Saved entries
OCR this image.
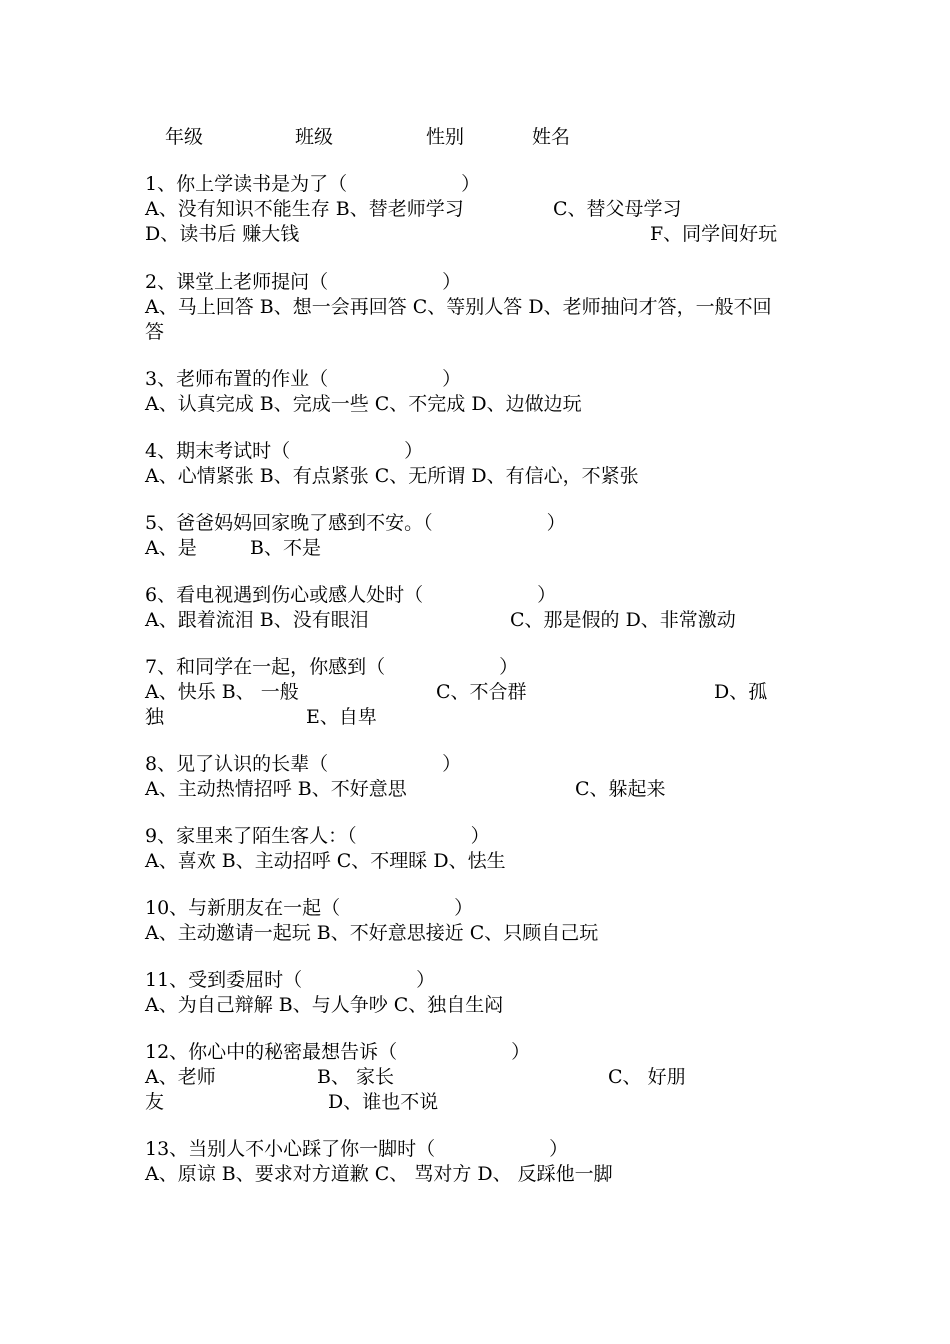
年级	班级	性别	姓名
1、你上学读书是为了（　　　　　　）
A、没有知识不能生存 B、替老师学习	C、替父母学习
D、读书后 赚大钱	F、同学间好玩
2、课堂上老师提问（　　　　　　）
A、马上回答 B、想一会再回答 C、等别人答 D、老师抽问才答，一般不回
答
3、老师布置的作业（　　　　　　）
A、认真完成 B、完成一些 C、不完成 D、边做边玩
4、期末考试时（　　　　　　）
A、心情紧张 B、有点紧张 C、无所谓 D、有信心，不紧张
5、爸爸妈妈回家晚了感到不安。（　　　　　　）
A、是	B、不是
6、看电视遇到伤心或感人处时（　　　　　　）
A、跟着流泪 B、没有眼泪	C、那是假的 D、非常激动
7、和同学在一起，你感到（　　　　　　）
A、快乐 B、 一般	C、不合群	D、孤
独	E、自卑
8、见了认识的长辈（　　　　　　）
A、主动热情招呼 B、不好意思	C、躲起来
9、家里来了陌生客人：（　　　　　　）
A、喜欢 B、主动招呼 C、不理睬 D、怯生
10、与新朋友在一起（　　　　　　）
A、主动邀请一起玩 B、不好意思接近 C、只顾自己玩
11、受到委屈时（　　　　　　）
A、为自己辩解 B、与人争吵 C、独自生闷
12、你心中的秘密最想告诉（　　　　　　）
A、老师	B、 家长	C、 好朋
友	D、谁也不说
13、当别人不小心踩了你一脚时（　　　　　　）
A、原谅 B、要求对方道歉 C、 骂对方 D、 反踩他一脚
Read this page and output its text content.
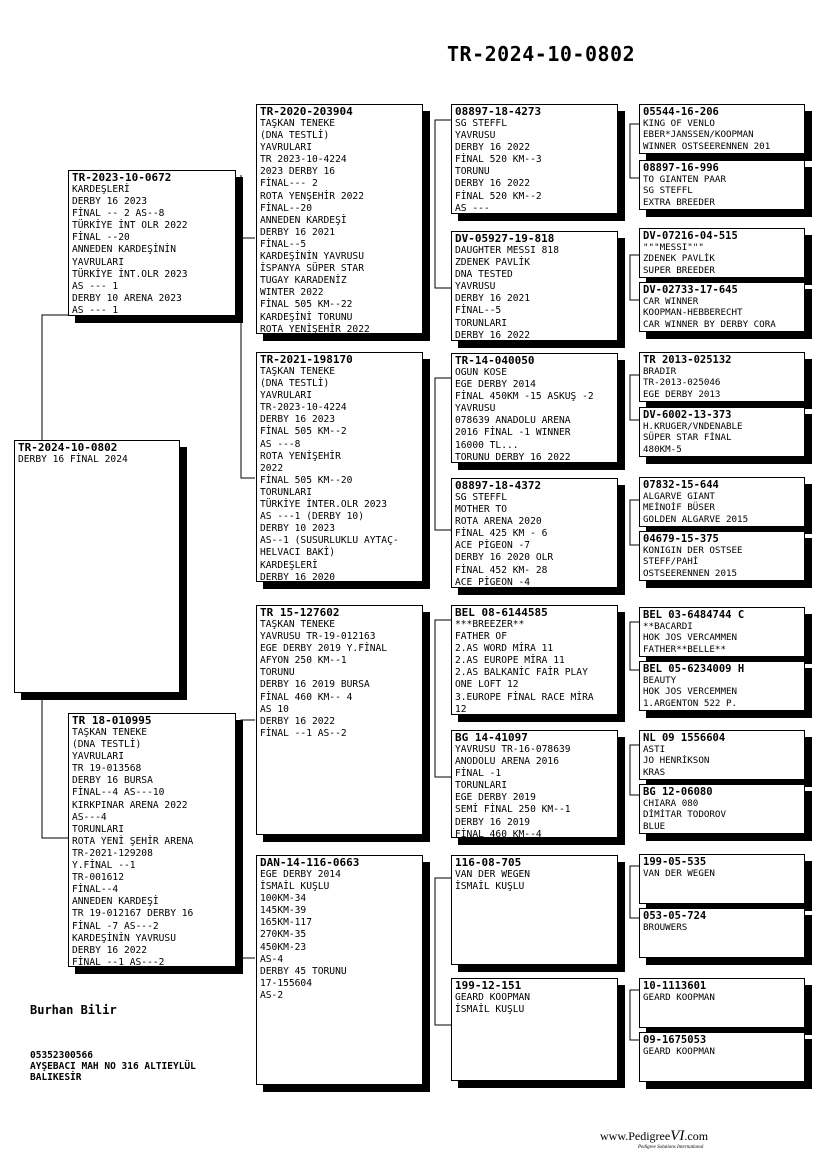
TR-2024-10-0802
TR-2024-10-0802
DERBY 16 FİNAL 2024
TR-2023-10-0672
KARDEŞLERİ
DERBY 16 2023
FİNAL -- 2 AS--8
TÜRKİYE İNT OLR 2022
FİNAL --20
ANNEDEN KARDEŞİNİN
YAVRULARI
TÜRKİYE İNT.OLR 2023
AS --- 1
DERBY 10 ARENA 2023
AS --- 1
TR 18-010995
TAŞKAN TENEKE
(DNA TESTLİ)
YAVRULARI
TR 19-013568
DERBY 16 BURSA
FİNAL--4 AS---10
KIRKPINAR ARENA 2022
AS---4
TORUNLARI
ROTA YENİ ŞEHİR ARENA
TR-2021-129208
Y.FİNAL --1
TR-001612
FİNAL--4
ANNEDEN KARDEŞİ
TR 19-012167 DERBY 16
FİNAL -7 AS---2
KARDEŞİNİN YAVRUSU
DERBY 16 2022
FİNAL --1 AS---2
TR-2020-203904
TAŞKAN TENEKE
(DNA TESTLİ)
YAVRULARI
TR 2023-10-4224
2023 DERBY 16
FİNAL--- 2
ROTA YENŞEHİR 2022
FİNAL--20
ANNEDEN KARDEŞİ
DERBY 16 2021
FİNAL--5
KARDEŞİNİN YAVRUSU
İSPANYA SÜPER STAR
TUGAY KARADENİZ
WINTER 2022
FİNAL 505 KM--22
KARDEŞİNİ TORUNU
ROTA YENİŞEHİR 2022
TR-2021-198170
TAŞKAN TENEKE
(DNA TESTLİ)
YAVRULARI
TR-2023-10-4224
DERBY 16 2023
FİNAL 505 KM--2
AS ---8
ROTA YENİŞEHİR
2022
FİNAL 505 KM--20
TORUNLARI
TÜRKİYE İNTER.OLR 2023
AS ---1 (DERBY 10)
DERBY 10 2023
AS--1 (SUSURLUKLU AYTAÇ-
HELVACI BAKİ)
KARDEŞLERİ
DERBY 16 2020
TR 15-127602
TAŞKAN TENEKE
YAVRUSU TR-19-012163
EGE DERBY 2019 Y.FİNAL
AFYON 250 KM--1
TORUNU
DERBY 16 2019 BURSA
FİNAL 460 KM-- 4
AS 10
DERBY 16 2022
FİNAL --1 AS--2
DAN-14-116-0663
EGE DERBY 2014
İSMAİL KUŞLU
100KM-34
145KM-39
165KM-117
270KM-35
450KM-23
AS-4
DERBY 45 TORUNU
17-155604
AS-2
08897-18-4273
SG STEFFL
YAVRUSU
DERBY 16 2022
FİNAL 520 KM--3
TORUNU
DERBY 16 2022
FİNAL 520 KM--2
AS ---
DV-05927-19-818
DAUGHTER MESSI 818
ZDENEK PAVLİK
DNA TESTED
YAVRUSU
DERBY 16 2021
FİNAL--5
TORUNLARI
DERBY 16 2022
TR-14-040050
OGUN KOSE
EGE DERBY 2014
FİNAL 450KM -15 ASKUŞ -2
YAVRUSU
078639 ANADOLU ARENA
2016 FİNAL -1 WINNER
16000 TL...
TORUNU DERBY 16 2022
08897-18-4372
SG STEFFL
MOTHER TO
ROTA ARENA 2020
FİNAL 425 KM - 6
ACE PİGEON -7
DERBY 16 2020 OLR
FİNAL 452 KM- 28
ACE PİGEON -4
BEL 08-6144585
***BREEZER**
FATHER OF
2.AS WORD MİRA 11
2.AS EUROPE MİRA 11
2.AS BALKANİC FAİR PLAY
ONE LOFT 12
3.EUROPE FİNAL RACE MİRA
12
BG 14-41097
YAVRUSU TR-16-078639
ANODOLU ARENA 2016
FİNAL -1
TORUNLARI
EGE DERBY 2019
SEMİ FİNAL 250 KM--1
DERBY 16 2019
FİNAL 460 KM--4
116-08-705
VAN DER WEGEN
İSMAİL KUŞLU
199-12-151
GEARD KOOPMAN
İSMAİL KUŞLU
05544-16-206
KING OF VENLO
EBER*JANSSEN/KOOPMAN
WINNER OSTSEERENNEN 201
08897-16-996
TO GIANTEN PAAR
SG STEFFL
EXTRA BREEDER
DV-07216-04-515
"""MESSI"""
ZDENEK PAVLİK
SUPER BREEDER
DV-02733-17-645
CAR WINNER
KOOPMAN-HEBBERECHT
CAR WINNER BY DERBY CORA
TR 2013-025132
BRADIR
TR-2013-025046
EGE DERBY 2013
DV-6002-13-373
H.KRUGER/VNDENABLE
SÜPER STAR FİNAL
480KM-5
07832-15-644
ALGARVE GIANT
MEİNOİF BÜSER
GOLDEN ALGARVE 2015
04679-15-375
KONIGIN DER OSTSEE
STEFF/PAHİ
OSTSEERENNEN 2015
BEL 03-6484744 C
**BACARDI
HOK JOS VERCAMMEN
FATHER**BELLE**
BEL 05-6234009 H
BEAUTY
HOK JOS VERCEMMEN
1.ARGENTON 522 P.
NL 09 1556604
ASTI
JO HENRİKSON
KRAS
BG 12-06080
CHIARA 080
DİMİTAR TODOROV
BLUE
199-05-535
VAN DER WEGEN
053-05-724
BROUWERS
10-1113601
GEARD KOOPMAN
09-1675053
GEARD KOOPMAN
Burhan Bilir
05352300566
AYŞEBACI MAH NO 316 ALTIEYLÜL
BALIKESİR
www.PedigreeVI.com
Pedigree Solutions International
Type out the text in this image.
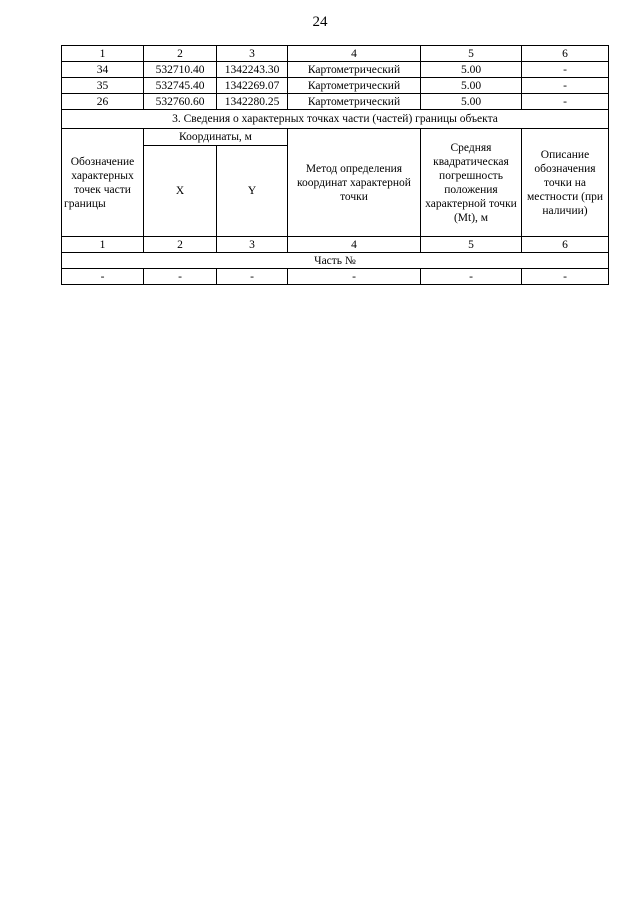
24
1	2	3	4	5	6
34	532710.40	1342243.30	Картометрический	5.00	-
35	532745.40	1342269.07	Картометрический	5.00	-
26	532760.60	1342280.25	Картометрический	5.00	-
3. Сведения о характерных точках части (частей) границы объекта					
Обозначение характерных точек части границы	Координаты, м		Метод определения координат характерной точки	Средняя квадратическая погрешность положения характерной точки (Mt), м	Описание обозначения точки на местности (при наличии)
	X	Y			
1	2	3	4	5	6
Часть №					
-	-	-	-	-	-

Challenge —
Filter for "SÜPER". Return all lines that hold it.

Solution to this problem —
İSPANYA SÜPER STAR
SÜPER STAR FİNAL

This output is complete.